**Objective:** Transcribe every line, keeping it exact.

** start of Available records **

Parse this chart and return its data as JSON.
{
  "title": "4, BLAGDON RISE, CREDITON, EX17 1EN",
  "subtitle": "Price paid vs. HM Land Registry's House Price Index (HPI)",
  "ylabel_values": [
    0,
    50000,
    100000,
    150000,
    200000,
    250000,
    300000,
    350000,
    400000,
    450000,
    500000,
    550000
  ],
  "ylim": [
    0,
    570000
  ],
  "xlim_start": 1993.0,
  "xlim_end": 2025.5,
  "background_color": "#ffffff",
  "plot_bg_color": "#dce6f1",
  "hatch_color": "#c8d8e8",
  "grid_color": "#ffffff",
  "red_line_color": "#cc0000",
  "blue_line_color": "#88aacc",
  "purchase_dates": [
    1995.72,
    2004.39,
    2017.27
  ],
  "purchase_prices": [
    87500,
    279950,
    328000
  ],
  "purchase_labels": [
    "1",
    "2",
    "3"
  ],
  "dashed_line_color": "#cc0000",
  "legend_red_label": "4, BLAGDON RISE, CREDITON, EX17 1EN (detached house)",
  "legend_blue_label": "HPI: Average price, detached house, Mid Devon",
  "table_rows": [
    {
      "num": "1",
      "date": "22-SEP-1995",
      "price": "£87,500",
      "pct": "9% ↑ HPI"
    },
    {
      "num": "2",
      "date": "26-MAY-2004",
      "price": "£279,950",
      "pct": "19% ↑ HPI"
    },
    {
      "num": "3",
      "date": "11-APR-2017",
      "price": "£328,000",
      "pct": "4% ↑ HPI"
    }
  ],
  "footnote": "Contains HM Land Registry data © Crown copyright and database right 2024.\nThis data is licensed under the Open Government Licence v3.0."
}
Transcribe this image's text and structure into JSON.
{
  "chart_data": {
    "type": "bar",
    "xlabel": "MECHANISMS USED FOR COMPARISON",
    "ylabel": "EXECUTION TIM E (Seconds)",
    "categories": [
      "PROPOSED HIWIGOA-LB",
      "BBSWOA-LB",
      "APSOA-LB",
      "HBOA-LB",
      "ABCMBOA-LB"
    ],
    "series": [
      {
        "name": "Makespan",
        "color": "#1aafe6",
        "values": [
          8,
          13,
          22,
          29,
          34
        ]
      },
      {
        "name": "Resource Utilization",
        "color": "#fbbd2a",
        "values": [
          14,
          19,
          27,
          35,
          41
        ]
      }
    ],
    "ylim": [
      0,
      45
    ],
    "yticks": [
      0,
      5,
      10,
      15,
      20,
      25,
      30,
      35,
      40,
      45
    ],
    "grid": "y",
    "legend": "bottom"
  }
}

** end of Available records **

**The output:**
Parse this chart and return its data as JSON.
{
  "title": "4, BLAGDON RISE, CREDITON, EX17 1EN",
  "subtitle": "Price paid vs. HM Land Registry's House Price Index (HPI)",
  "ylabel_values": [
    0,
    50000,
    100000,
    150000,
    200000,
    250000,
    300000,
    350000,
    400000,
    450000,
    500000,
    550000
  ],
  "ylim": [
    0,
    570000
  ],
  "xlim_start": 1993.0,
  "xlim_end": 2025.5,
  "background_color": "#ffffff",
  "plot_bg_color": "#dce6f1",
  "hatch_color": "#c8d8e8",
  "grid_color": "#ffffff",
  "red_line_color": "#cc0000",
  "blue_line_color": "#88aacc",
  "purchase_dates": [
    1995.72,
    2004.39,
    2017.27
  ],
  "purchase_prices": [
    87500,
    279950,
    328000
  ],
  "purchase_labels": [
    "1",
    "2",
    "3"
  ],
  "dashed_line_color": "#cc0000",
  "legend_red_label": "4, BLAGDON RISE, CREDITON, EX17 1EN (detached house)",
  "legend_blue_label": "HPI: Average price, detached house, Mid Devon",
  "table_rows": [
    {
      "num": "1",
      "date": "22-SEP-1995",
      "price": "£87,500",
      "pct": "9% ↑ HPI"
    },
    {
      "num": "2",
      "date": "26-MAY-2004",
      "price": "£279,950",
      "pct": "19% ↑ HPI"
    },
    {
      "num": "3",
      "date": "11-APR-2017",
      "price": "£328,000",
      "pct": "4% ↑ HPI"
    }
  ],
  "footnote": "Contains HM Land Registry data © Crown copyright and database right 2024.\nThis data is licensed under the Open Government Licence v3.0."
}
Transcribe this image's text and structure into JSON.
{
  "chart_data": {
    "type": "bar",
    "xlabel": "MECHANISMS USED FOR COMPARISON",
    "ylabel": "EXECUTION TIM E (Seconds)",
    "categories": [
      "PROPOSED HIWIGOA-LB",
      "BBSWOA-LB",
      "APSOA-LB",
      "HBOA-LB",
      "ABCMBOA-LB"
    ],
    "series": [
      {
        "name": "Makespan",
        "color": "#1aafe6",
        "values": [
          8,
          13,
          22,
          29,
          34
        ]
      },
      {
        "name": "Resource Utilization",
        "color": "#fbbd2a",
        "values": [
          14,
          19,
          27,
          35,
          41
        ]
      }
    ],
    "ylim": [
      0,
      45
    ],
    "yticks": [
      0,
      5,
      10,
      15,
      20,
      25,
      30,
      35,
      40,
      45
    ],
    "grid": "y",
    "legend": "bottom"
  }
}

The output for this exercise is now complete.